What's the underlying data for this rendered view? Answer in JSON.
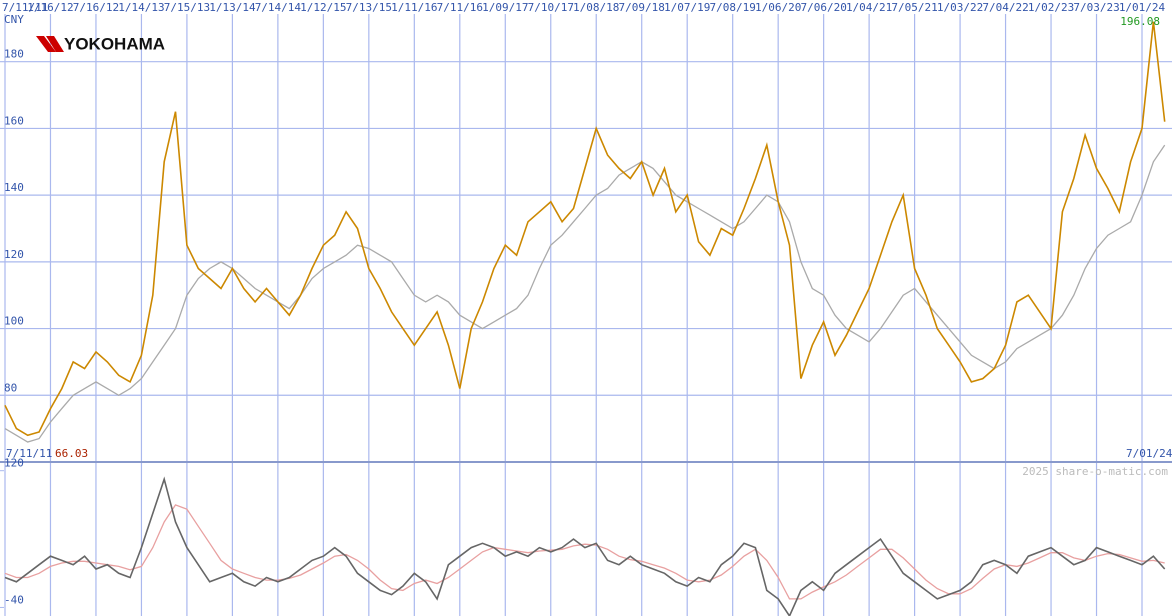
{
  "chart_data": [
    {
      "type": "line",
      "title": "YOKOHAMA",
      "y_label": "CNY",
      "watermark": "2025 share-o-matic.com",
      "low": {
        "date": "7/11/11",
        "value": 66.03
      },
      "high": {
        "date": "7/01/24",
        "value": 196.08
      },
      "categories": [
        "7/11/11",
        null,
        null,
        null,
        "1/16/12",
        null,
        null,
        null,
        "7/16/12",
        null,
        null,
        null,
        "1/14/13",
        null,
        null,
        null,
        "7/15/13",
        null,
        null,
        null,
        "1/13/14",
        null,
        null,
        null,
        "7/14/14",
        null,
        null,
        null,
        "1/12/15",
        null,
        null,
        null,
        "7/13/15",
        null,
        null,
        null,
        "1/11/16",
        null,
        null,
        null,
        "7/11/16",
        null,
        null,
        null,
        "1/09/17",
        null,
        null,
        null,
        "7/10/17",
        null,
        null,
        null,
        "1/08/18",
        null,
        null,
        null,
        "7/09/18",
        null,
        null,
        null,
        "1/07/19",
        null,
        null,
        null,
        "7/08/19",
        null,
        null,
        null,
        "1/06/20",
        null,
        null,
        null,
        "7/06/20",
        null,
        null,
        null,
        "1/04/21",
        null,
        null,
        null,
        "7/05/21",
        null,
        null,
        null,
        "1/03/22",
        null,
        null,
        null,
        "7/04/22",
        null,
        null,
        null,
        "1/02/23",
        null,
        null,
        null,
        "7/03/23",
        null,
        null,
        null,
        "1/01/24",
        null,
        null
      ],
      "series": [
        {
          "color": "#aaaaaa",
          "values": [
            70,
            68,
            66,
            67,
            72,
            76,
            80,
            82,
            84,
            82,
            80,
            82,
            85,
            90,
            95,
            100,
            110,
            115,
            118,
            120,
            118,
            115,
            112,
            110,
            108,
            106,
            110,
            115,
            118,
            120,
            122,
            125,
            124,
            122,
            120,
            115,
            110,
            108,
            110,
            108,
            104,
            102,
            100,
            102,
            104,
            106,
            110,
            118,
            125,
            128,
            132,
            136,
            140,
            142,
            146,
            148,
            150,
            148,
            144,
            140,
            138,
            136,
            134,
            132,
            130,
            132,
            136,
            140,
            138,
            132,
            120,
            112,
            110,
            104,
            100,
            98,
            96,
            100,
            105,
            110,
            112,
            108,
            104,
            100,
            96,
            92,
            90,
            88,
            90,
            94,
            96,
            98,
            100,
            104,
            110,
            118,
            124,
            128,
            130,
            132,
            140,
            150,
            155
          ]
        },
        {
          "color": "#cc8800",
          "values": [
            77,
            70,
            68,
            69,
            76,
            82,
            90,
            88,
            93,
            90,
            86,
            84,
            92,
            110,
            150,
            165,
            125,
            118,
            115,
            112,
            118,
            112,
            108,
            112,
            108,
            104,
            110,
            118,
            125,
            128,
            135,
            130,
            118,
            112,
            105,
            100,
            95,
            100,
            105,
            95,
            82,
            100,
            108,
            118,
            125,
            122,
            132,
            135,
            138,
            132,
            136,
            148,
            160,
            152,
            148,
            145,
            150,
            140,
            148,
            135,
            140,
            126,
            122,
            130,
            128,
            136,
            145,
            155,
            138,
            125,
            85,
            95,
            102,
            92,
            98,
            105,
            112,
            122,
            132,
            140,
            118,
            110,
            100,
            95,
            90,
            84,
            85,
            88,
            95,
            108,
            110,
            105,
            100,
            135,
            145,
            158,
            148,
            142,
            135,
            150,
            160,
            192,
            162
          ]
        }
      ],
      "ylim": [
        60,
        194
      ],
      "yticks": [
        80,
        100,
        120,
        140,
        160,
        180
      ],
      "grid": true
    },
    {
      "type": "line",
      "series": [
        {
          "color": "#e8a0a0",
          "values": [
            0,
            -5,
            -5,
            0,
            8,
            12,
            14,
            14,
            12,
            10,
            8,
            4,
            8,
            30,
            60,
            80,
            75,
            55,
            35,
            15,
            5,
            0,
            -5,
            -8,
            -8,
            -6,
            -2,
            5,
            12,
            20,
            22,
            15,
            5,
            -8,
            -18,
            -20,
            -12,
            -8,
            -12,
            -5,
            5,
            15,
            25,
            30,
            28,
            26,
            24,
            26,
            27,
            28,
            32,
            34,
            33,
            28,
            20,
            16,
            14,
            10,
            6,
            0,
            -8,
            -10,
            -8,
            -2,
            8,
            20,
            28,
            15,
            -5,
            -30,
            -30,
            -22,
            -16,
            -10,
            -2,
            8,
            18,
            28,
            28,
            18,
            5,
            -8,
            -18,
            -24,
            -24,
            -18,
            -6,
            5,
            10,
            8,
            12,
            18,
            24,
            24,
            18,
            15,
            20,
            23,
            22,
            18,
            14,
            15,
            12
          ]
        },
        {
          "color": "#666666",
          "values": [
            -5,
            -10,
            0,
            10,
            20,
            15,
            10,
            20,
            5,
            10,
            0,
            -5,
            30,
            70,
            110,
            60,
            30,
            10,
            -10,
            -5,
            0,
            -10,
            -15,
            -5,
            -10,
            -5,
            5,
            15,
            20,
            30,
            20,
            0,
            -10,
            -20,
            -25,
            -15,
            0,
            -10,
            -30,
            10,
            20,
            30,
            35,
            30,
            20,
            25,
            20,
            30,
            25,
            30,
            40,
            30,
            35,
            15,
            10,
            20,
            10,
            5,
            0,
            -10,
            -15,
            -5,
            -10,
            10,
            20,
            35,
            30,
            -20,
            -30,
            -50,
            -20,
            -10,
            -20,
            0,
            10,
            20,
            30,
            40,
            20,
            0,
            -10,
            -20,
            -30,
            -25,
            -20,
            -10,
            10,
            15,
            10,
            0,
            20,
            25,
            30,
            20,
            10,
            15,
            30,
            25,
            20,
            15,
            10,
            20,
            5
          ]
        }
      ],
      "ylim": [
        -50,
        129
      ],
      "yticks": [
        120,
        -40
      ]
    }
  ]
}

_ _ _ _ _ _ _

THE PROBLEM: Reproduce the data word for word, excluding its pictures.

OUTPUT FOR THIS TASK:
What's the underlying data for this rendered view? Answer in JSON.
{
  "chart_data": [
    {
      "type": "line",
      "title": "YOKOHAMA",
      "y_label": "CNY",
      "watermark": "2025 share-o-matic.com",
      "low": {
        "date": "7/11/11",
        "value": 66.03
      },
      "high": {
        "date": "7/01/24",
        "value": 196.08
      },
      "categories": [
        "7/11/11",
        null,
        null,
        null,
        "1/16/12",
        null,
        null,
        null,
        "7/16/12",
        null,
        null,
        null,
        "1/14/13",
        null,
        null,
        null,
        "7/15/13",
        null,
        null,
        null,
        "1/13/14",
        null,
        null,
        null,
        "7/14/14",
        null,
        null,
        null,
        "1/12/15",
        null,
        null,
        null,
        "7/13/15",
        null,
        null,
        null,
        "1/11/16",
        null,
        null,
        null,
        "7/11/16",
        null,
        null,
        null,
        "1/09/17",
        null,
        null,
        null,
        "7/10/17",
        null,
        null,
        null,
        "1/08/18",
        null,
        null,
        null,
        "7/09/18",
        null,
        null,
        null,
        "1/07/19",
        null,
        null,
        null,
        "7/08/19",
        null,
        null,
        null,
        "1/06/20",
        null,
        null,
        null,
        "7/06/20",
        null,
        null,
        null,
        "1/04/21",
        null,
        null,
        null,
        "7/05/21",
        null,
        null,
        null,
        "1/03/22",
        null,
        null,
        null,
        "7/04/22",
        null,
        null,
        null,
        "1/02/23",
        null,
        null,
        null,
        "7/03/23",
        null,
        null,
        null,
        "1/01/24",
        null,
        null
      ],
      "series": [
        {
          "color": "#aaaaaa",
          "values": [
            70,
            68,
            66,
            67,
            72,
            76,
            80,
            82,
            84,
            82,
            80,
            82,
            85,
            90,
            95,
            100,
            110,
            115,
            118,
            120,
            118,
            115,
            112,
            110,
            108,
            106,
            110,
            115,
            118,
            120,
            122,
            125,
            124,
            122,
            120,
            115,
            110,
            108,
            110,
            108,
            104,
            102,
            100,
            102,
            104,
            106,
            110,
            118,
            125,
            128,
            132,
            136,
            140,
            142,
            146,
            148,
            150,
            148,
            144,
            140,
            138,
            136,
            134,
            132,
            130,
            132,
            136,
            140,
            138,
            132,
            120,
            112,
            110,
            104,
            100,
            98,
            96,
            100,
            105,
            110,
            112,
            108,
            104,
            100,
            96,
            92,
            90,
            88,
            90,
            94,
            96,
            98,
            100,
            104,
            110,
            118,
            124,
            128,
            130,
            132,
            140,
            150,
            155
          ]
        },
        {
          "color": "#cc8800",
          "values": [
            77,
            70,
            68,
            69,
            76,
            82,
            90,
            88,
            93,
            90,
            86,
            84,
            92,
            110,
            150,
            165,
            125,
            118,
            115,
            112,
            118,
            112,
            108,
            112,
            108,
            104,
            110,
            118,
            125,
            128,
            135,
            130,
            118,
            112,
            105,
            100,
            95,
            100,
            105,
            95,
            82,
            100,
            108,
            118,
            125,
            122,
            132,
            135,
            138,
            132,
            136,
            148,
            160,
            152,
            148,
            145,
            150,
            140,
            148,
            135,
            140,
            126,
            122,
            130,
            128,
            136,
            145,
            155,
            138,
            125,
            85,
            95,
            102,
            92,
            98,
            105,
            112,
            122,
            132,
            140,
            118,
            110,
            100,
            95,
            90,
            84,
            85,
            88,
            95,
            108,
            110,
            105,
            100,
            135,
            145,
            158,
            148,
            142,
            135,
            150,
            160,
            192,
            162
          ]
        }
      ],
      "ylim": [
        60,
        194
      ],
      "yticks": [
        80,
        100,
        120,
        140,
        160,
        180
      ],
      "grid": true
    },
    {
      "type": "line",
      "series": [
        {
          "color": "#e8a0a0",
          "values": [
            0,
            -5,
            -5,
            0,
            8,
            12,
            14,
            14,
            12,
            10,
            8,
            4,
            8,
            30,
            60,
            80,
            75,
            55,
            35,
            15,
            5,
            0,
            -5,
            -8,
            -8,
            -6,
            -2,
            5,
            12,
            20,
            22,
            15,
            5,
            -8,
            -18,
            -20,
            -12,
            -8,
            -12,
            -5,
            5,
            15,
            25,
            30,
            28,
            26,
            24,
            26,
            27,
            28,
            32,
            34,
            33,
            28,
            20,
            16,
            14,
            10,
            6,
            0,
            -8,
            -10,
            -8,
            -2,
            8,
            20,
            28,
            15,
            -5,
            -30,
            -30,
            -22,
            -16,
            -10,
            -2,
            8,
            18,
            28,
            28,
            18,
            5,
            -8,
            -18,
            -24,
            -24,
            -18,
            -6,
            5,
            10,
            8,
            12,
            18,
            24,
            24,
            18,
            15,
            20,
            23,
            22,
            18,
            14,
            15,
            12
          ]
        },
        {
          "color": "#666666",
          "values": [
            -5,
            -10,
            0,
            10,
            20,
            15,
            10,
            20,
            5,
            10,
            0,
            -5,
            30,
            70,
            110,
            60,
            30,
            10,
            -10,
            -5,
            0,
            -10,
            -15,
            -5,
            -10,
            -5,
            5,
            15,
            20,
            30,
            20,
            0,
            -10,
            -20,
            -25,
            -15,
            0,
            -10,
            -30,
            10,
            20,
            30,
            35,
            30,
            20,
            25,
            20,
            30,
            25,
            30,
            40,
            30,
            35,
            15,
            10,
            20,
            10,
            5,
            0,
            -10,
            -15,
            -5,
            -10,
            10,
            20,
            35,
            30,
            -20,
            -30,
            -50,
            -20,
            -10,
            -20,
            0,
            10,
            20,
            30,
            40,
            20,
            0,
            -10,
            -20,
            -30,
            -25,
            -20,
            -10,
            10,
            15,
            10,
            0,
            20,
            25,
            30,
            20,
            10,
            15,
            30,
            25,
            20,
            15,
            10,
            20,
            5
          ]
        }
      ],
      "ylim": [
        -50,
        129
      ],
      "yticks": [
        120,
        -40
      ]
    }
  ]
}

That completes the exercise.